> [Aufgabe]: Schreiben Sie aus dem Lesetext alles unverändert ab, von „Die Konkurrenz mit“ bis hinunter zu „Michael A. Schmiedel.“.
━━━━━ Lesetext
Die Konkurrenz mit den Wissenschaften hat auch zu einer Zersplitterung innerhalb einzelner Religionen geführt. Diese Entwicklung habe seit dem frühen 20. Jahrhundert noch an Tempo zugenommen, so Religionswissenschaftler Michael A. Schmiedel.

Liberalisierung versus Radikalisierung

Als Beispiel bieten sich die Mitglieder der Neuapostolischen Kirche an, die für ihre strenge Auslegung des Christentums bekannt sind; in den letzten 30 bis 40 Jahren haben sie sich zunehmend liberalisiert, berichtet der Religionswissenschaftler: "Früher war es ihnen verboten, Zeitungen zu lesen, Sport zu treiben, fernzusehen. Alles aufgehoben. Die Leute dürfen das jetzt alles machen."

Zeugen Jehovas stehen mit gesenkten Kopf betend in Reihen
Bei den Zeugen Jehovas herrschen immer noch strenge Regeln; in anderen Religionen wurden sie längst gelockertBild: picture alliance/Pixsell/G. Jakus

Andererseits würden fundamentalistische Religionsvertreter stärker, stellt Schmiedel fest; sie fühlten sich "in die Ecke gedrängt und werden dadurch teilweise lauter und aggressiver, was sich auch mit dem steigenden Nationalismus in den USA und in Deutschland verbindet".
━━━━━━━━━━
━━━━━ Gezeigtes Material
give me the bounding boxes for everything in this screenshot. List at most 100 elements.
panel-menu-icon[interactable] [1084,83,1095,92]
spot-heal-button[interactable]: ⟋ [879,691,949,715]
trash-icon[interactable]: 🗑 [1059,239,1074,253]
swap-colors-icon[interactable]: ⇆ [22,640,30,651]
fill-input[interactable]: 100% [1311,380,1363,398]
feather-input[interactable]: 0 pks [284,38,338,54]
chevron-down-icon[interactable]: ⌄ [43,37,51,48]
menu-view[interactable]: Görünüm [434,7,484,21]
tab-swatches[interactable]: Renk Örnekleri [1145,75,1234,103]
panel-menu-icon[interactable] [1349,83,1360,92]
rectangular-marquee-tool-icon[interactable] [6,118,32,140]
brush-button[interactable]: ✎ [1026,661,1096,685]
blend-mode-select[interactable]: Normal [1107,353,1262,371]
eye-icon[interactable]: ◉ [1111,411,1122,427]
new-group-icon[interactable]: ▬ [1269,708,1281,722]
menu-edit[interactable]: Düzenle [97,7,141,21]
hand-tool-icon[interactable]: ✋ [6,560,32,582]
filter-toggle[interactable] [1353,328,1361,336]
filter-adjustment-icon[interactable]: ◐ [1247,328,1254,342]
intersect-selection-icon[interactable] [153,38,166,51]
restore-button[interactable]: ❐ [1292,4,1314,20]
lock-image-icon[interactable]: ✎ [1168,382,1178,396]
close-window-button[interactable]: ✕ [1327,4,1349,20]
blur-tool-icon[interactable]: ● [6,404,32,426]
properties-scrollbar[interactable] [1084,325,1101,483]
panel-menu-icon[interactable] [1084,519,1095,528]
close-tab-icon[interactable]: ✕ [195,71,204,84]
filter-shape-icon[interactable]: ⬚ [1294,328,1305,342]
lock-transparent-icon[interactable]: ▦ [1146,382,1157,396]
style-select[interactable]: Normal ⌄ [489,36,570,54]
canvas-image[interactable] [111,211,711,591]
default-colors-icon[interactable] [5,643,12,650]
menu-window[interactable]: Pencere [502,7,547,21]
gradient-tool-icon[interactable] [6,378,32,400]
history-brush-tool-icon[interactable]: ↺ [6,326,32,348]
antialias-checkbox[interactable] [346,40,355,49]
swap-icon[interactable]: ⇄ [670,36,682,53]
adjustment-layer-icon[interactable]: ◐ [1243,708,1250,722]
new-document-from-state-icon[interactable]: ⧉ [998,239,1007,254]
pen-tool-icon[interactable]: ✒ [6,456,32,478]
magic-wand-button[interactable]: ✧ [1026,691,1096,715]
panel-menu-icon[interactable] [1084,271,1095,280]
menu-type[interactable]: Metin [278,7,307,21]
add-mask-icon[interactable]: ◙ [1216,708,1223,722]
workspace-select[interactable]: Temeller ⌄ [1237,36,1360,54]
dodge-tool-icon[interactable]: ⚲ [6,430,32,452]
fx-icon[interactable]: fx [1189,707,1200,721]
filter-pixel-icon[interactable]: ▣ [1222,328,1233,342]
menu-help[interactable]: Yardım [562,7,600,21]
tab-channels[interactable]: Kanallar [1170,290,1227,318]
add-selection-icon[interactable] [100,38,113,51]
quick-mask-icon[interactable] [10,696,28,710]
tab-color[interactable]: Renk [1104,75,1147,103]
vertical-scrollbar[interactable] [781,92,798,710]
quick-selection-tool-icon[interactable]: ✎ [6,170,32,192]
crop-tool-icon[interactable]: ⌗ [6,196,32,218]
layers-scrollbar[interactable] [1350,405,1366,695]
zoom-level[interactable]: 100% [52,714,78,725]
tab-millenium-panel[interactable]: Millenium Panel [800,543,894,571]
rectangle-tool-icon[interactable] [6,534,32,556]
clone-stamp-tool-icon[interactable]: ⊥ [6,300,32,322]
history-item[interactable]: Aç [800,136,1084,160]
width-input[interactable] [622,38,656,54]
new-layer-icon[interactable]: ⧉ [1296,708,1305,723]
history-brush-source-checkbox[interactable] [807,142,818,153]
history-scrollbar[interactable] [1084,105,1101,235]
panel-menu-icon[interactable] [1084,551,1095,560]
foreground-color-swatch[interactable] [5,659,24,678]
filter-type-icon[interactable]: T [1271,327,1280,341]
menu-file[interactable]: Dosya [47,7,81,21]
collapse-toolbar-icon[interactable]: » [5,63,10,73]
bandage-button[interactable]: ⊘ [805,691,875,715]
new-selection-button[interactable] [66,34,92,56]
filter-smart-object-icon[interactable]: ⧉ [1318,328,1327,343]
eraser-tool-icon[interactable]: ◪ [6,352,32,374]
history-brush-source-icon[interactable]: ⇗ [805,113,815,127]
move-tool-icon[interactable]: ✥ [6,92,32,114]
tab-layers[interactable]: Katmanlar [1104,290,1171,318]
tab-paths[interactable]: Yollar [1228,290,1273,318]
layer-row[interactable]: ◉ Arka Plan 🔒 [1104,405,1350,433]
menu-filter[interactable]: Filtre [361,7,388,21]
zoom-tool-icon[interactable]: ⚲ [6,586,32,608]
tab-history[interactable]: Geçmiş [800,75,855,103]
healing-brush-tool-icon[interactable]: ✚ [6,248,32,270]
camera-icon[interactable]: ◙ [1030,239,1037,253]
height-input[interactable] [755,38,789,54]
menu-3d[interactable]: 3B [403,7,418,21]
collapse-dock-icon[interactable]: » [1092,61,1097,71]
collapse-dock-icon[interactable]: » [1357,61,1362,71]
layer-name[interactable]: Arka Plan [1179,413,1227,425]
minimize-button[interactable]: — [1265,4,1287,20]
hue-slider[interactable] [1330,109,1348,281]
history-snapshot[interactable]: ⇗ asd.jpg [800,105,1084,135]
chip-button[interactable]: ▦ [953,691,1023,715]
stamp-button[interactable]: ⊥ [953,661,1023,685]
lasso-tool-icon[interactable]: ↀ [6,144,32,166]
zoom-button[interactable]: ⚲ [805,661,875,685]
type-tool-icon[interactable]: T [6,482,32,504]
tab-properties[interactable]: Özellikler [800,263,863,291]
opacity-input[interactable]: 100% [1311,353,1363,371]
━━━━━━━━━━
> [Lösung]:
Die Konkurrenz mit den Wissenschaften hat auch zu einer Zersplitterung innerhalb einzelner Religionen geführt. Diese Entwicklung habe seit dem frühen 20. Jahrhundert noch an Tempo zugenommen, so Religionswissenschaftler Michael A. Schmiedel.